--- Recorded information ---

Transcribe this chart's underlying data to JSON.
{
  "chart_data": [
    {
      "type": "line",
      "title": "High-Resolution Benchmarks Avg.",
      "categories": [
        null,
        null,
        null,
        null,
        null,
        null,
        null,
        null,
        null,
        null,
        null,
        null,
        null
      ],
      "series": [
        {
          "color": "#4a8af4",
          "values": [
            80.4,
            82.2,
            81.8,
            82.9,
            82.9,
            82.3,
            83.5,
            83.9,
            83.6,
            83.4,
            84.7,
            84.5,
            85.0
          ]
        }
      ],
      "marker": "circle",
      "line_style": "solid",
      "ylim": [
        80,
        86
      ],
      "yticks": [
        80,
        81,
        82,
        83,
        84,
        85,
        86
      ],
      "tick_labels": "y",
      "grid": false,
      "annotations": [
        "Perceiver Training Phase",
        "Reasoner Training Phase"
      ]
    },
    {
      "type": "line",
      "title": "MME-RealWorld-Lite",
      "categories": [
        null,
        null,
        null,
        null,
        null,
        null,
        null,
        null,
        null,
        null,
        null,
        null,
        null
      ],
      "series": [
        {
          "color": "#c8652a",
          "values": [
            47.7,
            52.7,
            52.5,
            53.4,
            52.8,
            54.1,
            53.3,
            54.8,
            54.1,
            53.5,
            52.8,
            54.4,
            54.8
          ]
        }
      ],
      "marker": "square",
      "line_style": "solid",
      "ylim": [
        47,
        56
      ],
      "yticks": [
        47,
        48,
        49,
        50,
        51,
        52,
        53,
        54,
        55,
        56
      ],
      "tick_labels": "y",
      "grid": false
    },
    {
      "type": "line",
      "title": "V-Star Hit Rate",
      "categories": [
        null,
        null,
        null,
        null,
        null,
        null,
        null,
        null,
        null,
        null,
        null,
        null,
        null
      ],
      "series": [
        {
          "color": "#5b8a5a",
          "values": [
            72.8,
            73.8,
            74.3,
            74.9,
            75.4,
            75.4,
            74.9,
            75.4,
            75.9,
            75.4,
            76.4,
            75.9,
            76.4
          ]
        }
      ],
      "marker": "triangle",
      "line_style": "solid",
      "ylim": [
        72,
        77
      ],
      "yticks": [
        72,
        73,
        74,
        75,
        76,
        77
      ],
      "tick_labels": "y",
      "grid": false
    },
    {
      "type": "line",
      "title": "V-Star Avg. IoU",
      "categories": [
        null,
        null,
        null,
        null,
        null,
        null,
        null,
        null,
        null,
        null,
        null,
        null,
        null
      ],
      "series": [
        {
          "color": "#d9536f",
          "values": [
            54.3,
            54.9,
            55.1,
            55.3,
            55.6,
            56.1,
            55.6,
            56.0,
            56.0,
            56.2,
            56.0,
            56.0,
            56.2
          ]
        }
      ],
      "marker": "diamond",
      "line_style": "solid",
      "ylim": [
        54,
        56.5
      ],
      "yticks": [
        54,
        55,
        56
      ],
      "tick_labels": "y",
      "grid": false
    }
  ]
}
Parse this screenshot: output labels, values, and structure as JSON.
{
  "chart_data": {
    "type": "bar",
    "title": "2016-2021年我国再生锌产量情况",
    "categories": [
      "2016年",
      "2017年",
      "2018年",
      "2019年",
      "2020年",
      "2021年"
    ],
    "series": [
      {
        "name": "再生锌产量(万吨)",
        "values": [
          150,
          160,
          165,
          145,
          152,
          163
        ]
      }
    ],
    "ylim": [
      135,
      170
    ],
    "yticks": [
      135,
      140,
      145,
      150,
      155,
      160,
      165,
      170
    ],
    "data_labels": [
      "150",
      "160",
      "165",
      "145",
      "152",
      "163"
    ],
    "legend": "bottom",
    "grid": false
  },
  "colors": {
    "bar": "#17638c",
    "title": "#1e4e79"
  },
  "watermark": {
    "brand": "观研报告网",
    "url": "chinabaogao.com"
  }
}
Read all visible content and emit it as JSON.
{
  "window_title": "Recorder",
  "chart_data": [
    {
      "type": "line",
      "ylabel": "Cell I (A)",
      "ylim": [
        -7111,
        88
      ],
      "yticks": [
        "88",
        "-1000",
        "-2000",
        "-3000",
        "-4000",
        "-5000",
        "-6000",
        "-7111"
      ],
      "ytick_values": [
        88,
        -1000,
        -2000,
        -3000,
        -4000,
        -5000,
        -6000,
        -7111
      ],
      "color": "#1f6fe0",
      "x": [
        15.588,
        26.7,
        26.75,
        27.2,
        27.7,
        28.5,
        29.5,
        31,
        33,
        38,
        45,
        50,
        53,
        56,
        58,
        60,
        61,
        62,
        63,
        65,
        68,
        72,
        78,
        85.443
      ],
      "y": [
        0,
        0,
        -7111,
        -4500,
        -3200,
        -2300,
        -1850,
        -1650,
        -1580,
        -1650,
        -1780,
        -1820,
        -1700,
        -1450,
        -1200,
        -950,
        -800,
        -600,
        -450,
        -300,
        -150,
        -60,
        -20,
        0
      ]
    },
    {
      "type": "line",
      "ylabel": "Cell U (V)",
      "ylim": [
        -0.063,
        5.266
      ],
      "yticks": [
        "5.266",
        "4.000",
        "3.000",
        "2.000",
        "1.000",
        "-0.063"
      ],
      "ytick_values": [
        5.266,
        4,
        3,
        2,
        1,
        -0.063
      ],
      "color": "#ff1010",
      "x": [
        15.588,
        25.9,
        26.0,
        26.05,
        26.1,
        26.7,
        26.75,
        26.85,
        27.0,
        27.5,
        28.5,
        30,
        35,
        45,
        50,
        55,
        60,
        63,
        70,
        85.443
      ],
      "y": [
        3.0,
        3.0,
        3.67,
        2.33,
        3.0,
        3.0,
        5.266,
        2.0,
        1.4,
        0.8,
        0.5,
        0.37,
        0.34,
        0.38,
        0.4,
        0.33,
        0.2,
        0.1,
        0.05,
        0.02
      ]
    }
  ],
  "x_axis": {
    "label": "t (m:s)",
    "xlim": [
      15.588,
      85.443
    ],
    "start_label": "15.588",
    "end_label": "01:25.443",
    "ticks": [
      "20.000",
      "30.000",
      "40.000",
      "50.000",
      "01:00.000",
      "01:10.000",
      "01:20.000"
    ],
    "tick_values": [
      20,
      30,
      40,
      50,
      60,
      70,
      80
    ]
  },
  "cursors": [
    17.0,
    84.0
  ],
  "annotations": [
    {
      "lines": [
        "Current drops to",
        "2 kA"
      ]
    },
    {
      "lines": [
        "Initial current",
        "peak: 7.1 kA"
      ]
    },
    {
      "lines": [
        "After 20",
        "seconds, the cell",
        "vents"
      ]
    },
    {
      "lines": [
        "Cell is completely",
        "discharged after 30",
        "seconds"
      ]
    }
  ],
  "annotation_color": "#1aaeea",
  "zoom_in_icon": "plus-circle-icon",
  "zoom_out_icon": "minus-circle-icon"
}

---

Using the records above, copy each line that contains "marker".

■ In response:
      "marker": "circle",
      "marker": "square",
      "marker": "triangle",
      "marker": "diamond",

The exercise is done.